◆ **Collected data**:
##############################
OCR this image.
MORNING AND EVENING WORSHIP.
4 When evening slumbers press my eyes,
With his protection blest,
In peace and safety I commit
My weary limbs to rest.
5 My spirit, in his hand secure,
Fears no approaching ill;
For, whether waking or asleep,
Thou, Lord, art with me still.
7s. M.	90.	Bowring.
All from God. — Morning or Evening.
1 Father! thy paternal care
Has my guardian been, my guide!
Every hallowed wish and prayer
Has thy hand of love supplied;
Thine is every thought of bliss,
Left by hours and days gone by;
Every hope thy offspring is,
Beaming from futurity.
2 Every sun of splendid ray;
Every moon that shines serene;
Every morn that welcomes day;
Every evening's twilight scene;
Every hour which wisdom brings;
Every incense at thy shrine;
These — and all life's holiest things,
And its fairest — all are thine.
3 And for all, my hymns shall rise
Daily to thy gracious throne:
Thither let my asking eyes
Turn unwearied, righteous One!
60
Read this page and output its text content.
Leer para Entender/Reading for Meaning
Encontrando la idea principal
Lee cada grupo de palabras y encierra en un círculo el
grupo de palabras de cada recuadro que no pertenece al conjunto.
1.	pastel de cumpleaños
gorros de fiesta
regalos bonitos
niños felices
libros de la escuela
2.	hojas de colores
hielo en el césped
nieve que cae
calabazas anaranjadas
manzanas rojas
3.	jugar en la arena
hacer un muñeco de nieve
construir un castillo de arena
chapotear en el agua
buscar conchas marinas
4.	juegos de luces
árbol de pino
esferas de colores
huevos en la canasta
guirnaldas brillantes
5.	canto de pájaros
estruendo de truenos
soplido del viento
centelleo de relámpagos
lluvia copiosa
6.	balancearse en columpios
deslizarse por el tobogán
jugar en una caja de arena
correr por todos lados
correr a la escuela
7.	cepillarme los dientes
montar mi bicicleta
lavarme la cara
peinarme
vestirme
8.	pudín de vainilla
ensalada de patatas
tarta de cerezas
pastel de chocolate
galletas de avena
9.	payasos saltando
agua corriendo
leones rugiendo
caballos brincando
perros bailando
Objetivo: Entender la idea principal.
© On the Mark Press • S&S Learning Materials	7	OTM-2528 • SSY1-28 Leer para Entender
##############################
◆ **Description of the task**:
Copy every line above that holds the word "eyes".

◆ **Solution to this exercise**:
4 When evening slumbers press my eyes,
Thither let my asking eyes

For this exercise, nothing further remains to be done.